▶ [DIRECTION] In the entries below, find the lines with the word "icon" and copy them.

▶ [DATA PROVIDED]
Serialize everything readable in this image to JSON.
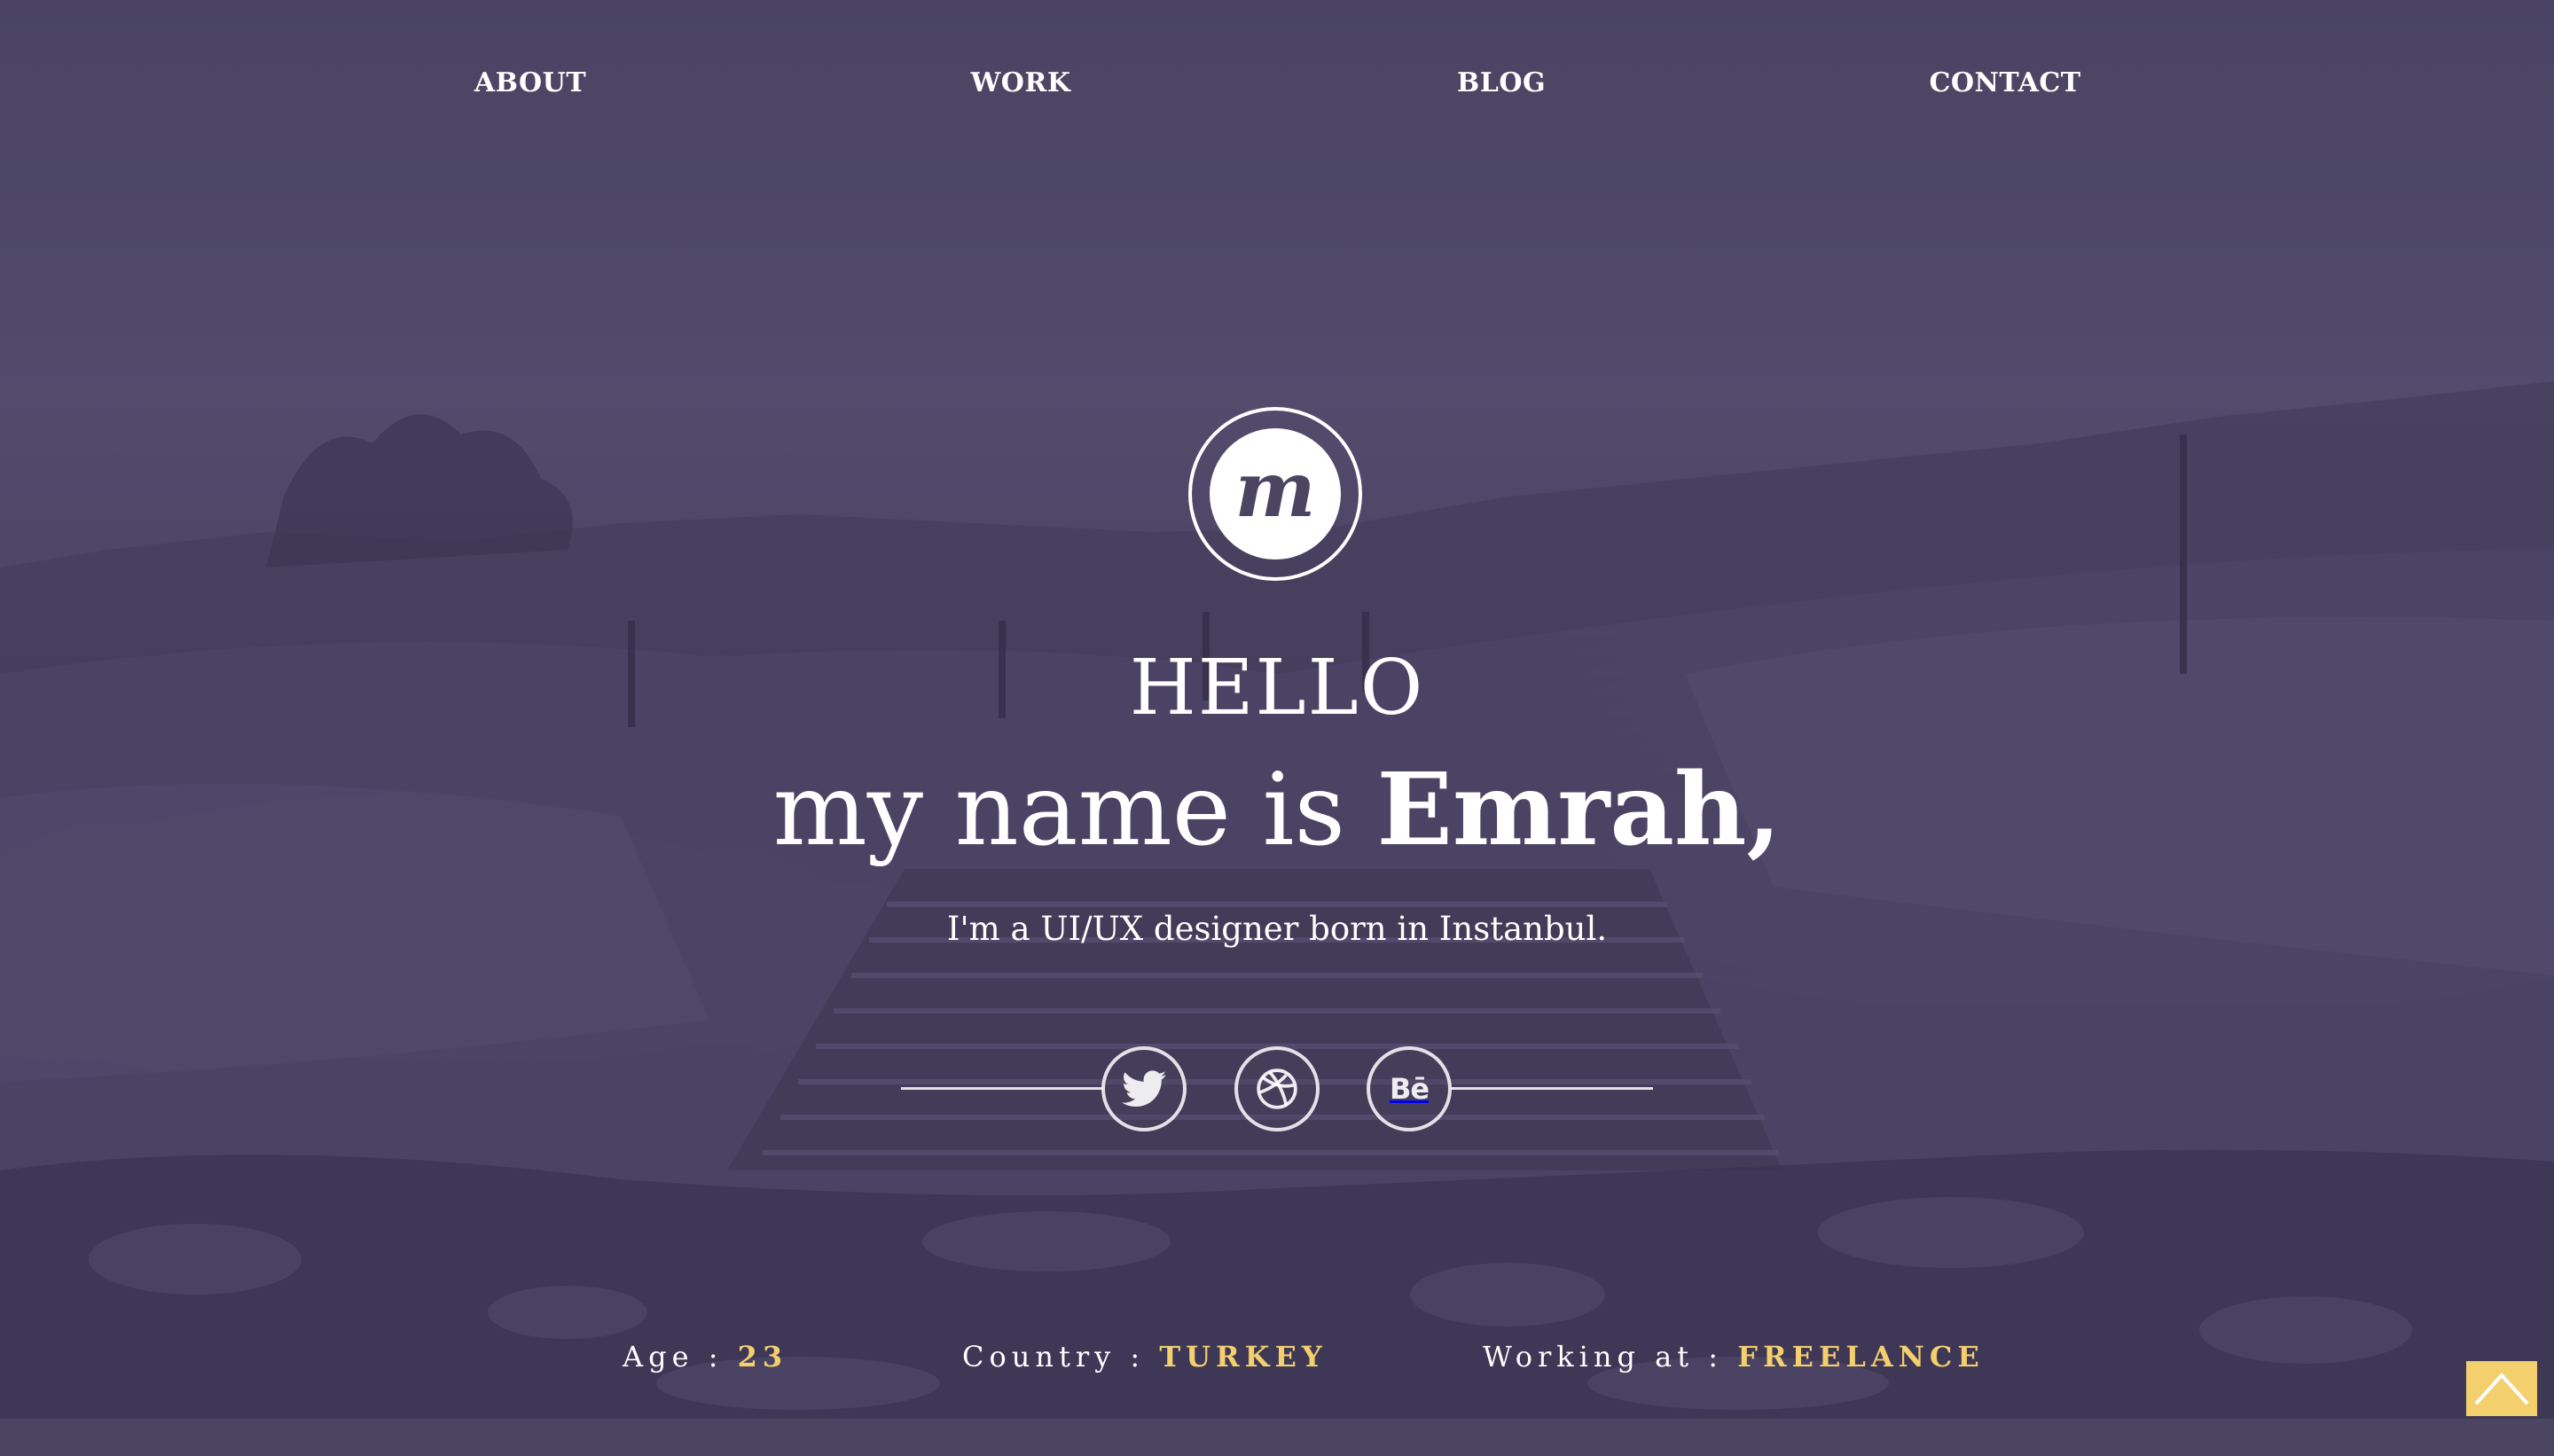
{
  "nav": {
    "about": "ABOUT",
    "work": "WORK",
    "blog": "BLOG",
    "contact": "CONTACT"
  },
  "logo": {
    "letter": "m",
    "icon": "logo-monogram-icon"
  },
  "hero": {
    "hello": "HELLO",
    "name_prefix": "my name is ",
    "name": "Emrah,",
    "tagline": "I'm a UI/UX designer born in Instanbul."
  },
  "social": [
    {
      "name": "Twitter",
      "icon": "twitter-bird-icon"
    },
    {
      "name": "Dribbble",
      "icon": "dribbble-ball-icon"
    },
    {
      "name": "Behance",
      "icon": "behance-icon",
      "glyph": "Bē"
    }
  ],
  "info": {
    "age_label": "Age : ",
    "age_value": "23",
    "country_label": "Country : ",
    "country_value": "TURKEY",
    "work_label": "Working at : ",
    "work_value": "FREELANCE"
  },
  "back_to_top": {
    "icon": "chevron-up-icon"
  },
  "colors": {
    "overlay": "#4b4562",
    "accent": "#f3cf6e",
    "text": "#ffffff"
  }
}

▶ [EXPECTED ANSWER]
    "icon": "logo-monogram-icon"
      "icon": "twitter-bird-icon"
      "icon": "dribbble-ball-icon"
      "icon": "behance-icon",
    "icon": "chevron-up-icon"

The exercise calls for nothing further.